##### Exercise materials #####
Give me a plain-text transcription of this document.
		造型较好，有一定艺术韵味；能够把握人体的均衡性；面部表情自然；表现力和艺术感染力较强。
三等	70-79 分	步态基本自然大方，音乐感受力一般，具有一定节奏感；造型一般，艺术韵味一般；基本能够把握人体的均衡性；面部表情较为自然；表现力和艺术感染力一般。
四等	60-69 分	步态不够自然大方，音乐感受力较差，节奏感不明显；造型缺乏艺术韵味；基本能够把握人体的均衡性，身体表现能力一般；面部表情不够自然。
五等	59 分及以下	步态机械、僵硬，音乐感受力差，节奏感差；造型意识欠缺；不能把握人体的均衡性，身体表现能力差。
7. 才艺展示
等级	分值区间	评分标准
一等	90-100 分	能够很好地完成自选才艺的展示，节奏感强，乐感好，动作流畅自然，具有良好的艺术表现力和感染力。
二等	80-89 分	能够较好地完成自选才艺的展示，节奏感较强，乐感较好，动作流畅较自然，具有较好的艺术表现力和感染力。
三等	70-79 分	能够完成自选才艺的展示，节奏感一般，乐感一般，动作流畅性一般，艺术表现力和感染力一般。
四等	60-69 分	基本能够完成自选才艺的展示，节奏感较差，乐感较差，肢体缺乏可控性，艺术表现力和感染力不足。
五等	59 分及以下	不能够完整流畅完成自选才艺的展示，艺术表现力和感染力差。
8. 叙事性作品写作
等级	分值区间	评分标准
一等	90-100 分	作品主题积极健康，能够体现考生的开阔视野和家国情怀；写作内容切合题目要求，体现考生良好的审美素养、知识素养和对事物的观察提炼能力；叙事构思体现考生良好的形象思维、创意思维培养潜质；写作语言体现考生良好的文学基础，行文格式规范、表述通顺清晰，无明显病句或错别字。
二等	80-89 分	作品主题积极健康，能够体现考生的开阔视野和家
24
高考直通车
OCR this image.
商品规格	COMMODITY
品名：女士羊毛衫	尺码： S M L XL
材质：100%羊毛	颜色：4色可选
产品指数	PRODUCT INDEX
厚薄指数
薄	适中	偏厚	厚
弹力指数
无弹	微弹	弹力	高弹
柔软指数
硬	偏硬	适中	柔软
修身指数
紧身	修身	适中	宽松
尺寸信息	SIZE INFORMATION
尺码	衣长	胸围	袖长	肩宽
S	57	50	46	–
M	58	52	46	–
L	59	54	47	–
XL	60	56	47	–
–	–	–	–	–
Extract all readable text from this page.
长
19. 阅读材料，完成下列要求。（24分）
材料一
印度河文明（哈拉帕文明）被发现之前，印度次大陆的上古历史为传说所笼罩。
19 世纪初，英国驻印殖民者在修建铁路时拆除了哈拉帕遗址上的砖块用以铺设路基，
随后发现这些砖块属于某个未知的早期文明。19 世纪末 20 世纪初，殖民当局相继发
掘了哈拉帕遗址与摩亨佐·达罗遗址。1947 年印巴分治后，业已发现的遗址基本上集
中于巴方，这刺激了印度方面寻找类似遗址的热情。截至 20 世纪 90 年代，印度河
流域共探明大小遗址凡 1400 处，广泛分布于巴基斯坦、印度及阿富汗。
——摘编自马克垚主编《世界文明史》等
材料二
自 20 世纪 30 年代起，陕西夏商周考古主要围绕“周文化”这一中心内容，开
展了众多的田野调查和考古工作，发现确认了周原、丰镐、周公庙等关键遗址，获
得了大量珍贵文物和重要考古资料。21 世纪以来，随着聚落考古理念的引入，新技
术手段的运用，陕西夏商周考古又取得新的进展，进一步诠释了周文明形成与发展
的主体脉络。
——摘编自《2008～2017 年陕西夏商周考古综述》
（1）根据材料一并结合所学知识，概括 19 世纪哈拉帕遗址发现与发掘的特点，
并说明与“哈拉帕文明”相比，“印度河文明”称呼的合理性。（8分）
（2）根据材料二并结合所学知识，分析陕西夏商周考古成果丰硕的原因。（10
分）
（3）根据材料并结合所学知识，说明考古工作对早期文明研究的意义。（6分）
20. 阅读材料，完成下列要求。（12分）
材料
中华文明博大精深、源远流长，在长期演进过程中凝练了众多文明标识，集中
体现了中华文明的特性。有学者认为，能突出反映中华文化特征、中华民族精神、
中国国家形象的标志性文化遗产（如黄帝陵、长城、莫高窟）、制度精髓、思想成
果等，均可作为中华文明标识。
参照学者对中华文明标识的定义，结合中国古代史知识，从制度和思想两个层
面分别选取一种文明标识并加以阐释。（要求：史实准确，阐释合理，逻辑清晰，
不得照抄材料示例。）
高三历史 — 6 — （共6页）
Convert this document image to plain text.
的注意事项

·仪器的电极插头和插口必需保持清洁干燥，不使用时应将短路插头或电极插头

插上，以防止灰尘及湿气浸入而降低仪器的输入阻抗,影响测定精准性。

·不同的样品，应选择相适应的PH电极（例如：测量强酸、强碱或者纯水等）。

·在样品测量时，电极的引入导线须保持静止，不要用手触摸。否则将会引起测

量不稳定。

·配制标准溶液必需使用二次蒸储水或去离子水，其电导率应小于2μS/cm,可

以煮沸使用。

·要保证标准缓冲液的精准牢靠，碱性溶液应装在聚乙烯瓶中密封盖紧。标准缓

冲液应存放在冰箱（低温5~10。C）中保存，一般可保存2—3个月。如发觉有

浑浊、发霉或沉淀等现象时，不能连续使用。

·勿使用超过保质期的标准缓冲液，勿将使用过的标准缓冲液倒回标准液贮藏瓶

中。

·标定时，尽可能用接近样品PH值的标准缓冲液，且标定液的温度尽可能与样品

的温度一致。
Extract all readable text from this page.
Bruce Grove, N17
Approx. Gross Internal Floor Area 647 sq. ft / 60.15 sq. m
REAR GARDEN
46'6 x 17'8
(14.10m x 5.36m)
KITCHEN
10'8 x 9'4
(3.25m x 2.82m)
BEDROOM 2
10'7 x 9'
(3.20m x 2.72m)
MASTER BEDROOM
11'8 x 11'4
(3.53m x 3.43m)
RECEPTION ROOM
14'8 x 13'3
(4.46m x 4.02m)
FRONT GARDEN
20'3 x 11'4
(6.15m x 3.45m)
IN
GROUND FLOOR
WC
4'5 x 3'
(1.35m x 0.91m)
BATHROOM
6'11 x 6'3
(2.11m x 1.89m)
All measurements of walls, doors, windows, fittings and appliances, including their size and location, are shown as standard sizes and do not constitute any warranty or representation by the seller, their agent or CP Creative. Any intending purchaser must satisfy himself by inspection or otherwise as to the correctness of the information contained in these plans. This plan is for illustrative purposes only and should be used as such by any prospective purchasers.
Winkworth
#####
What to work on. Without leaving anything out, give the entries again exactly.

Exercise result.
Give me a plain-text transcription of this document.
		造型较好，有一定艺术韵味；能够把握人体的均衡性；面部表情自然；表现力和艺术感染力较强。
三等	70-79 分	步态基本自然大方，音乐感受力一般，具有一定节奏感；造型一般，艺术韵味一般；基本能够把握人体的均衡性；面部表情较为自然；表现力和艺术感染力一般。
四等	60-69 分	步态不够自然大方，音乐感受力较差，节奏感不明显；造型缺乏艺术韵味；基本能够把握人体的均衡性，身体表现能力一般；面部表情不够自然。
五等	59 分及以下	步态机械、僵硬，音乐感受力差，节奏感差；造型意识欠缺；不能把握人体的均衡性，身体表现能力差。
7. 才艺展示
等级	分值区间	评分标准
一等	90-100 分	能够很好地完成自选才艺的展示，节奏感强，乐感好，动作流畅自然，具有良好的艺术表现力和感染力。
二等	80-89 分	能够较好地完成自选才艺的展示，节奏感较强，乐感较好，动作流畅较自然，具有较好的艺术表现力和感染力。
三等	70-79 分	能够完成自选才艺的展示，节奏感一般，乐感一般，动作流畅性一般，艺术表现力和感染力一般。
四等	60-69 分	基本能够完成自选才艺的展示，节奏感较差，乐感较差，肢体缺乏可控性，艺术表现力和感染力不足。
五等	59 分及以下	不能够完整流畅完成自选才艺的展示，艺术表现力和感染力差。
8. 叙事性作品写作
等级	分值区间	评分标准
一等	90-100 分	作品主题积极健康，能够体现考生的开阔视野和家国情怀；写作内容切合题目要求，体现考生良好的审美素养、知识素养和对事物的观察提炼能力；叙事构思体现考生良好的形象思维、创意思维培养潜质；写作语言体现考生良好的文学基础，行文格式规范、表述通顺清晰，无明显病句或错别字。
二等	80-89 分	作品主题积极健康，能够体现考生的开阔视野和家
24
高考直通车
OCR this image.
商品规格	COMMODITY
品名：女士羊毛衫	尺码： S M L XL
材质：100%羊毛	颜色：4色可选
产品指数	PRODUCT INDEX
厚薄指数
薄	适中	偏厚	厚
弹力指数
无弹	微弹	弹力	高弹
柔软指数
硬	偏硬	适中	柔软
修身指数
紧身	修身	适中	宽松
尺寸信息	SIZE INFORMATION
尺码	衣长	胸围	袖长	肩宽
S	57	50	46	–
M	58	52	46	–
L	59	54	47	–
XL	60	56	47	–
–	–	–	–	–
Extract all readable text from this page.
长
19. 阅读材料，完成下列要求。（24分）
材料一
印度河文明（哈拉帕文明）被发现之前，印度次大陆的上古历史为传说所笼罩。
19 世纪初，英国驻印殖民者在修建铁路时拆除了哈拉帕遗址上的砖块用以铺设路基，
随后发现这些砖块属于某个未知的早期文明。19 世纪末 20 世纪初，殖民当局相继发
掘了哈拉帕遗址与摩亨佐·达罗遗址。1947 年印巴分治后，业已发现的遗址基本上集
中于巴方，这刺激了印度方面寻找类似遗址的热情。截至 20 世纪 90 年代，印度河
流域共探明大小遗址凡 1400 处，广泛分布于巴基斯坦、印度及阿富汗。
——摘编自马克垚主编《世界文明史》等
材料二
自 20 世纪 30 年代起，陕西夏商周考古主要围绕“周文化”这一中心内容，开
展了众多的田野调查和考古工作，发现确认了周原、丰镐、周公庙等关键遗址，获
得了大量珍贵文物和重要考古资料。21 世纪以来，随着聚落考古理念的引入，新技
术手段的运用，陕西夏商周考古又取得新的进展，进一步诠释了周文明形成与发展
的主体脉络。
——摘编自《2008～2017 年陕西夏商周考古综述》
（1）根据材料一并结合所学知识，概括 19 世纪哈拉帕遗址发现与发掘的特点，
并说明与“哈拉帕文明”相比，“印度河文明”称呼的合理性。（8分）
（2）根据材料二并结合所学知识，分析陕西夏商周考古成果丰硕的原因。（10
分）
（3）根据材料并结合所学知识，说明考古工作对早期文明研究的意义。（6分）
20. 阅读材料，完成下列要求。（12分）
材料
中华文明博大精深、源远流长，在长期演进过程中凝练了众多文明标识，集中
体现了中华文明的特性。有学者认为，能突出反映中华文化特征、中华民族精神、
中国国家形象的标志性文化遗产（如黄帝陵、长城、莫高窟）、制度精髓、思想成
果等，均可作为中华文明标识。
参照学者对中华文明标识的定义，结合中国古代史知识，从制度和思想两个层
面分别选取一种文明标识并加以阐释。（要求：史实准确，阐释合理，逻辑清晰，
不得照抄材料示例。）
高三历史 — 6 — （共6页）
Convert this document image to plain text.
的注意事项

·仪器的电极插头和插口必需保持清洁干燥，不使用时应将短路插头或电极插头

插上，以防止灰尘及湿气浸入而降低仪器的输入阻抗,影响测定精准性。

·不同的样品，应选择相适应的PH电极（例如：测量强酸、强碱或者纯水等）。

·在样品测量时，电极的引入导线须保持静止，不要用手触摸。否则将会引起测

量不稳定。

·配制标准溶液必需使用二次蒸储水或去离子水，其电导率应小于2μS/cm,可

以煮沸使用。

·要保证标准缓冲液的精准牢靠，碱性溶液应装在聚乙烯瓶中密封盖紧。标准缓

冲液应存放在冰箱（低温5~10。C）中保存，一般可保存2—3个月。如发觉有

浑浊、发霉或沉淀等现象时，不能连续使用。

·勿使用超过保质期的标准缓冲液，勿将使用过的标准缓冲液倒回标准液贮藏瓶

中。

·标定时，尽可能用接近样品PH值的标准缓冲液，且标定液的温度尽可能与样品

的温度一致。
Extract all readable text from this page.
Bruce Grove, N17
Approx. Gross Internal Floor Area 647 sq. ft / 60.15 sq. m
REAR GARDEN
46'6 x 17'8
(14.10m x 5.36m)
KITCHEN
10'8 x 9'4
(3.25m x 2.82m)
BEDROOM 2
10'7 x 9'
(3.20m x 2.72m)
MASTER BEDROOM
11'8 x 11'4
(3.53m x 3.43m)
RECEPTION ROOM
14'8 x 13'3
(4.46m x 4.02m)
FRONT GARDEN
20'3 x 11'4
(6.15m x 3.45m)
IN
GROUND FLOOR
WC
4'5 x 3'
(1.35m x 0.91m)
BATHROOM
6'11 x 6'3
(2.11m x 1.89m)
All measurements of walls, doors, windows, fittings and appliances, including their size and location, are shown as standard sizes and do not constitute any warranty or representation by the seller, their agent or CP Creative. Any intending purchaser must satisfy himself by inspection or otherwise as to the correctness of the information contained in these plans. This plan is for illustrative purposes only and should be used as such by any prospective purchasers.
Winkworth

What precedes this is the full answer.